**Text for analysis**
----

Unanimity has traditionally been one of the most recognisable characteristics of the Council. The reason: it is much easier for any member State to hand over part of its sovereignty in certain matters if in exchange it receives veto power over any decision that is taken in that same matter. As the European Union (EU) has lived through a process of consolidation, the Council has evolved towards a qualified majority system, which at present is the most used by the institution. However, there are still sensitive subjects in which today any member State can block an initiative if it considers it to be against its interests. That is the case of the indirect taxation system, a subject matter where the Twenty-Eight keep their veto capacity very much intact.
But this may yet change. For the Commission, the challenge presented by a unanimous vote in the Council is becoming increasingly apparent: it is truly difficult that all member States agree on fiscal matters. Some measures, such as the effort to create a common consolidated corporate tax base (CCCTB) have been blocked. There is also increasing criticism that the European Parliament is only playing a consultative role in these matters.
For this reason, Jean Claude Juncker in his last speech on the State of the Union defended the need that member States abandon unanimity in fiscal matters.
This intent took the form of the Communication announced on January 15th by Pierre Moscovici called “Towards a more efficient and democratic decision making in EU policy”. The Commissioner of Economic and Financial affairs requested the member States consider transitioning gradually to a qualified majority vote in fiscal matters. Under this system an obligatory measure would only need the support of sixteen of the twenty-eight member States to be approved (if they represent at least 65% of the EU population). In the press conference Moscovici stated that “the rule of unanimity in fiscal matters seems increasingly politically anachronic, juridically problematic and economically counter productive”.
A transition in stages
The Commission proposes the Council to gradually abandom the unanimous voting system and proposes a plan to partially implement the ordinary legislative procedure in certain fiscal matters. In this way, these decisions of the Council would be taken by a qualified majority (with the resulting disappearance of the member State’s veto power) and the European Parliament´s opinions in these matters would become binding.
The Commission is proposing a progressive road map broken down into four stages to gradually replace the unanimous vote with qualified majority. These different stages would evolve from a first phase in which a qualified majority would only be applied in less problematic fiscal matters where no major disagreements would be expected, to the last phase where the system would be applied to complex fiscal proposals such as the CCCTB or a new potential tax base for the digital economy. The proposal aims for these four stages to be completed before 2025.

----

**Supplied entries**
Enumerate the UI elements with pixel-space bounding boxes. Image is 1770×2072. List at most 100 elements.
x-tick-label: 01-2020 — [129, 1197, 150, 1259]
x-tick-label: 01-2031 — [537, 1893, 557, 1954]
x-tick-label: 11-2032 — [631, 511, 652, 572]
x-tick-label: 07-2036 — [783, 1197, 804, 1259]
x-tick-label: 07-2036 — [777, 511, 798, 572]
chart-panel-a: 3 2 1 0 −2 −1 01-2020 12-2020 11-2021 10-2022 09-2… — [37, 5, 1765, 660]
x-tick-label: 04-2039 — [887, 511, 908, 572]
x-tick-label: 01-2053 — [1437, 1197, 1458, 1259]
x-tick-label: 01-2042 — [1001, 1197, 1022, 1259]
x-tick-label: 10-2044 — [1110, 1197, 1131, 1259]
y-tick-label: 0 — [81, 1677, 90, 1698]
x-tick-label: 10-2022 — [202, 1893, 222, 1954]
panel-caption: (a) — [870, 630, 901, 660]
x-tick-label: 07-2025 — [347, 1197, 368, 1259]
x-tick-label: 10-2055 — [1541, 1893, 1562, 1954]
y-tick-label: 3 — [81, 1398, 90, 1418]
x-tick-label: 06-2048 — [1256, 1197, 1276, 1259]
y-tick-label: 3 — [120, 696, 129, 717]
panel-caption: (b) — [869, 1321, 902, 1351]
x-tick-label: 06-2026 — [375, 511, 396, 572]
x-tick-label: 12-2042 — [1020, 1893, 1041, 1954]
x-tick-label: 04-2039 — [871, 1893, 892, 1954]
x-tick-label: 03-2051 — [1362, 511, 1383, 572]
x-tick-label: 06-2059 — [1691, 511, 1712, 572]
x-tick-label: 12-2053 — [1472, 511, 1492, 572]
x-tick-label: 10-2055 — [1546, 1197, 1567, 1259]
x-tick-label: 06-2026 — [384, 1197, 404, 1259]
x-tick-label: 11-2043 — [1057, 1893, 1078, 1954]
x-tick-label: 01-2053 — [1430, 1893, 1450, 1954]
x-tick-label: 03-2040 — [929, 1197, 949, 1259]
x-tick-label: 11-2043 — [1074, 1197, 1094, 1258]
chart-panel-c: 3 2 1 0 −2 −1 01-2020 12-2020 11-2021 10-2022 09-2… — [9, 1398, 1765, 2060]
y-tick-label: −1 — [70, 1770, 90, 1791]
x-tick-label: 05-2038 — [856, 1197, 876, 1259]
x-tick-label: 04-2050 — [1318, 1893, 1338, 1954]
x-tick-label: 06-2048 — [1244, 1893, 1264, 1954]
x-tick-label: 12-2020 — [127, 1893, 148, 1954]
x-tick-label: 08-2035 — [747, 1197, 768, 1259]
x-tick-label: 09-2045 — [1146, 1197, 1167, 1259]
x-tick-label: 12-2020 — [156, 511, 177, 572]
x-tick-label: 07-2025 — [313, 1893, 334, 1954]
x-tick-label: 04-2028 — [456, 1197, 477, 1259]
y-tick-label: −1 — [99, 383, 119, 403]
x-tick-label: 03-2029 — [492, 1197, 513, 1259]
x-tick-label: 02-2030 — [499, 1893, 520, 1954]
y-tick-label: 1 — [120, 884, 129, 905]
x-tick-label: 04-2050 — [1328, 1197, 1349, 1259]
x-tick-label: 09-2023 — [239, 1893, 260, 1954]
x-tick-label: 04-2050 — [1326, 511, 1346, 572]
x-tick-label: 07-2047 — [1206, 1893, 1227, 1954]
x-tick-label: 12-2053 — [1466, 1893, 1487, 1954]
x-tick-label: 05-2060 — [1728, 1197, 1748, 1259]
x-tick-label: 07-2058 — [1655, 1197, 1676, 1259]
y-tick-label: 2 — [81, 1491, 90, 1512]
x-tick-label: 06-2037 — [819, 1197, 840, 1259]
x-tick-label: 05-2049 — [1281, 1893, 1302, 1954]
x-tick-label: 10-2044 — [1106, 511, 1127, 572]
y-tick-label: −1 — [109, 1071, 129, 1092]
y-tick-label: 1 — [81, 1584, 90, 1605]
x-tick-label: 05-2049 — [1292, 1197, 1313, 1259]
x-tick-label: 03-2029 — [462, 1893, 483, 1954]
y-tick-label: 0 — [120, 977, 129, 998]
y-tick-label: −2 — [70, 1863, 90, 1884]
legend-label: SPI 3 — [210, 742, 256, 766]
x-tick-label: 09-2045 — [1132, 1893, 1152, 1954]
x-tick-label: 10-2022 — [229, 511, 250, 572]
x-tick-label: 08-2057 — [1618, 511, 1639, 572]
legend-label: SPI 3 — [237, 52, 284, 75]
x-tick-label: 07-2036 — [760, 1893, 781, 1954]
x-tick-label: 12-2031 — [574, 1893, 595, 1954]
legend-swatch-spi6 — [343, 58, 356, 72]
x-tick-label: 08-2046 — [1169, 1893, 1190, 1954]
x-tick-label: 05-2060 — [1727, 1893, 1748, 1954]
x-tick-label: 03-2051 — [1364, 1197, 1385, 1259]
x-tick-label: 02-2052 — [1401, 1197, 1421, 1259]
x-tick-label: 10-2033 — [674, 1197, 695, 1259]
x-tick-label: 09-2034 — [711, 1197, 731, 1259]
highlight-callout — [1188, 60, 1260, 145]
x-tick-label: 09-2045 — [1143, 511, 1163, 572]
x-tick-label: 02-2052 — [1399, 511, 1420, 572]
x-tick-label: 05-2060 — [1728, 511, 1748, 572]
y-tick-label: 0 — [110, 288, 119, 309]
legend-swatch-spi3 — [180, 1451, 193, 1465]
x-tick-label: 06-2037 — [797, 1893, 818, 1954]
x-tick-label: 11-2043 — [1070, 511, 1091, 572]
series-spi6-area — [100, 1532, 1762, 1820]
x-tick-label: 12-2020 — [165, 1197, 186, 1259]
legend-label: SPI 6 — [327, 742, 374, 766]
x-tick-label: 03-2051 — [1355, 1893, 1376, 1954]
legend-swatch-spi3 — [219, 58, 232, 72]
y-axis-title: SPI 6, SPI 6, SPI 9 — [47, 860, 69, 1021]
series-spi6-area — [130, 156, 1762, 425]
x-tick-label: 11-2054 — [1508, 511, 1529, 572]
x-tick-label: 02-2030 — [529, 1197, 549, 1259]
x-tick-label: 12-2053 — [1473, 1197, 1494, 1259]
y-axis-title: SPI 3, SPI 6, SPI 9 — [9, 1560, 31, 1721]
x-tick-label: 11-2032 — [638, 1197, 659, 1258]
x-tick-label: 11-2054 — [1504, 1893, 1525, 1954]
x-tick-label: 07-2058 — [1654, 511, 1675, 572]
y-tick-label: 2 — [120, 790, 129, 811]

----

**Questions on the material**
1) Answer these from the article on Council voting in tax matters:
(a) Under the qualified majority system, how many member States would need to support a measure, and what share of the EU population must they represent?
(b) Who announced the Communication, and on what date?
(c) By what year does the proposal aim to finish the four stages?
2) Write out the part of the article on Council voting in tax matters from "The Commission is" to "completed before 2025.".
3) Write what comes next in the article on Council voting in tax matters, picking up after its last sentence.
The listing has no connection to the article on Council voting in tax matters.

**Response list**
1)
(a) Sixteen of the twenty-eight member States, representing at least 65% of the EU population.
(b) Pierre Moscovici, on January 15th.
(c) Before 2025.

2)
The Commission is proposing a progressive road map broken down into four stages to gradually replace the unanimous vote with qualified majority. These different stages would evolve from a first phase in which a qualified majority would only be applied in less problematic fiscal matters where no major disagreements would be expected, to the last phase where the system would be applied to complex fiscal proposals such as the CCCTB or a new potential tax base for the digital economy. The proposal aims for these four stages to be completed before 2025.

3)
Eliminating the veto by Unanimity
The main hurdle which the proposal faces is precisely that ending the member State’s veto requires the unanimous consent of the Twenty-Eight. The change in the Council decision making would be implemented with the so called “passerelle” clause (art. 48 (7) TEU), which allows the Council to unanimously approve to change its voting system with the previous consent of the European and national Parliaments.
Given that many member States have presented serious objections to further relinquish their sovereignty, it is likely that the same vetos the Commission is trying to overcome will end up being the cause that this proposal remains shelved.
Since Moscovici’s announcement it was expected that member States that are enjoying more favourable fiscal arrangements, such as Luxembourg, Ireland, or the Netherlands, would oppose the measure. Indeed, the Commission’s proposal has run into opposition from several countries during the first debate about the matter during the meeting held on February 12th between the EU Ministers of Economy and Finance (Ecofin). Only the representatives of France and Germany (Bruno Le Maire and Olaf Scholz) defended the Commission’s perspective.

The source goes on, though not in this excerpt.